**AIM OF THE TASK:**
Go through the listing and write out all of it exactly.

**TASK MATERIAL:**
● ● ● ● ●

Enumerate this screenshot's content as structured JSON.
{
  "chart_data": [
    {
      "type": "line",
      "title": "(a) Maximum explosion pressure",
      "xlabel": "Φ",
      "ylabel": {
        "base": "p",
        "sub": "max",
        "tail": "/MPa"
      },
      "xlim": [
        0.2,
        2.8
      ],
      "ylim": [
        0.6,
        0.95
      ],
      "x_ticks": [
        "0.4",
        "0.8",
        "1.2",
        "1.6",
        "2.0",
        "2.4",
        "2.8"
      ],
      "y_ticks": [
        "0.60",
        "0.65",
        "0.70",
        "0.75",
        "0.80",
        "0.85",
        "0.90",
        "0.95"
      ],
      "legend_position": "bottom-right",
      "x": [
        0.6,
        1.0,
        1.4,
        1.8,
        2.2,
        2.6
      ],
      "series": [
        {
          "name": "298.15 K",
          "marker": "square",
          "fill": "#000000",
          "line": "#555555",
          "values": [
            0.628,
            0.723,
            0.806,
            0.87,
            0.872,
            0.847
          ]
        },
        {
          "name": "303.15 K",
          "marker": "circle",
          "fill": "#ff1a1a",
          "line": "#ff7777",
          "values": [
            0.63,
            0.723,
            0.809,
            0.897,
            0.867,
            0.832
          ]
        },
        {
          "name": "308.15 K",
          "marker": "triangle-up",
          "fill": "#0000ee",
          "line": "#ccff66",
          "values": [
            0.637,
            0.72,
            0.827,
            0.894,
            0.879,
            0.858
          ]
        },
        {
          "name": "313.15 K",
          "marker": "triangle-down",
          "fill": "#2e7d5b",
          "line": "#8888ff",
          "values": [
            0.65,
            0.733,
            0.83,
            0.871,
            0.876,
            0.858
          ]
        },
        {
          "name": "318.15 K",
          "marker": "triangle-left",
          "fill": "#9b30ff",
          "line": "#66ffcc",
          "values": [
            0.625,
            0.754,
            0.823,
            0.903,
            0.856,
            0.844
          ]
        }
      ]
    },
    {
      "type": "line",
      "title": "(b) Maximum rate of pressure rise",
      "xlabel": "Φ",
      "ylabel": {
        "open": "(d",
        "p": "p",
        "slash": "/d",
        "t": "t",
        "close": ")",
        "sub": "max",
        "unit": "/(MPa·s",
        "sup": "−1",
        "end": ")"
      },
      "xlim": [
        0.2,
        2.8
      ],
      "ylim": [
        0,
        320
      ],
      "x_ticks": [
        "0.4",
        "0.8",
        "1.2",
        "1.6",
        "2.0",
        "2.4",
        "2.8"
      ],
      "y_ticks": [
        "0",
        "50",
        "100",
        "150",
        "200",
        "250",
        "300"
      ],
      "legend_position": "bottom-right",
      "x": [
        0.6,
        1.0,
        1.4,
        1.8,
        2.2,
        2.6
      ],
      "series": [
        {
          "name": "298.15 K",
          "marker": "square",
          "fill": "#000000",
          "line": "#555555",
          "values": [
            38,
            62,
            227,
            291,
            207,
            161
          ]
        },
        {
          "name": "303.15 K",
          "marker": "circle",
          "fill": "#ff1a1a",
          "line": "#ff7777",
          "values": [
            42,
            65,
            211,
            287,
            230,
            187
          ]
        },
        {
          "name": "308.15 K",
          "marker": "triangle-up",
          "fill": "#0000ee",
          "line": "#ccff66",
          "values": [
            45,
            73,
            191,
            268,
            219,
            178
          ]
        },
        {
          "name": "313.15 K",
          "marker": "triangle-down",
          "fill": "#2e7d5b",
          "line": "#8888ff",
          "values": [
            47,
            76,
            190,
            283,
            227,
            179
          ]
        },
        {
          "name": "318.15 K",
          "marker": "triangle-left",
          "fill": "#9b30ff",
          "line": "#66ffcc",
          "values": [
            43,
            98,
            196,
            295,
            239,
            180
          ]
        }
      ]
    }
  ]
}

● ● ● ● ●

**WRITTEN SOLUTION:**
Enumerate this screenshot's content as structured JSON.
{
  "chart_data": [
    {
      "type": "line",
      "title": "(a) Maximum explosion pressure",
      "xlabel": "Φ",
      "ylabel": {
        "base": "p",
        "sub": "max",
        "tail": "/MPa"
      },
      "xlim": [
        0.2,
        2.8
      ],
      "ylim": [
        0.6,
        0.95
      ],
      "x_ticks": [
        "0.4",
        "0.8",
        "1.2",
        "1.6",
        "2.0",
        "2.4",
        "2.8"
      ],
      "y_ticks": [
        "0.60",
        "0.65",
        "0.70",
        "0.75",
        "0.80",
        "0.85",
        "0.90",
        "0.95"
      ],
      "legend_position": "bottom-right",
      "x": [
        0.6,
        1.0,
        1.4,
        1.8,
        2.2,
        2.6
      ],
      "series": [
        {
          "name": "298.15 K",
          "marker": "square",
          "fill": "#000000",
          "line": "#555555",
          "values": [
            0.628,
            0.723,
            0.806,
            0.87,
            0.872,
            0.847
          ]
        },
        {
          "name": "303.15 K",
          "marker": "circle",
          "fill": "#ff1a1a",
          "line": "#ff7777",
          "values": [
            0.63,
            0.723,
            0.809,
            0.897,
            0.867,
            0.832
          ]
        },
        {
          "name": "308.15 K",
          "marker": "triangle-up",
          "fill": "#0000ee",
          "line": "#ccff66",
          "values": [
            0.637,
            0.72,
            0.827,
            0.894,
            0.879,
            0.858
          ]
        },
        {
          "name": "313.15 K",
          "marker": "triangle-down",
          "fill": "#2e7d5b",
          "line": "#8888ff",
          "values": [
            0.65,
            0.733,
            0.83,
            0.871,
            0.876,
            0.858
          ]
        },
        {
          "name": "318.15 K",
          "marker": "triangle-left",
          "fill": "#9b30ff",
          "line": "#66ffcc",
          "values": [
            0.625,
            0.754,
            0.823,
            0.903,
            0.856,
            0.844
          ]
        }
      ]
    },
    {
      "type": "line",
      "title": "(b) Maximum rate of pressure rise",
      "xlabel": "Φ",
      "ylabel": {
        "open": "(d",
        "p": "p",
        "slash": "/d",
        "t": "t",
        "close": ")",
        "sub": "max",
        "unit": "/(MPa·s",
        "sup": "−1",
        "end": ")"
      },
      "xlim": [
        0.2,
        2.8
      ],
      "ylim": [
        0,
        320
      ],
      "x_ticks": [
        "0.4",
        "0.8",
        "1.2",
        "1.6",
        "2.0",
        "2.4",
        "2.8"
      ],
      "y_ticks": [
        "0",
        "50",
        "100",
        "150",
        "200",
        "250",
        "300"
      ],
      "legend_position": "bottom-right",
      "x": [
        0.6,
        1.0,
        1.4,
        1.8,
        2.2,
        2.6
      ],
      "series": [
        {
          "name": "298.15 K",
          "marker": "square",
          "fill": "#000000",
          "line": "#555555",
          "values": [
            38,
            62,
            227,
            291,
            207,
            161
          ]
        },
        {
          "name": "303.15 K",
          "marker": "circle",
          "fill": "#ff1a1a",
          "line": "#ff7777",
          "values": [
            42,
            65,
            211,
            287,
            230,
            187
          ]
        },
        {
          "name": "308.15 K",
          "marker": "triangle-up",
          "fill": "#0000ee",
          "line": "#ccff66",
          "values": [
            45,
            73,
            191,
            268,
            219,
            178
          ]
        },
        {
          "name": "313.15 K",
          "marker": "triangle-down",
          "fill": "#2e7d5b",
          "line": "#8888ff",
          "values": [
            47,
            76,
            190,
            283,
            227,
            179
          ]
        },
        {
          "name": "318.15 K",
          "marker": "triangle-left",
          "fill": "#9b30ff",
          "line": "#66ffcc",
          "values": [
            43,
            98,
            196,
            295,
            239,
            180
          ]
        }
      ]
    }
  ]
}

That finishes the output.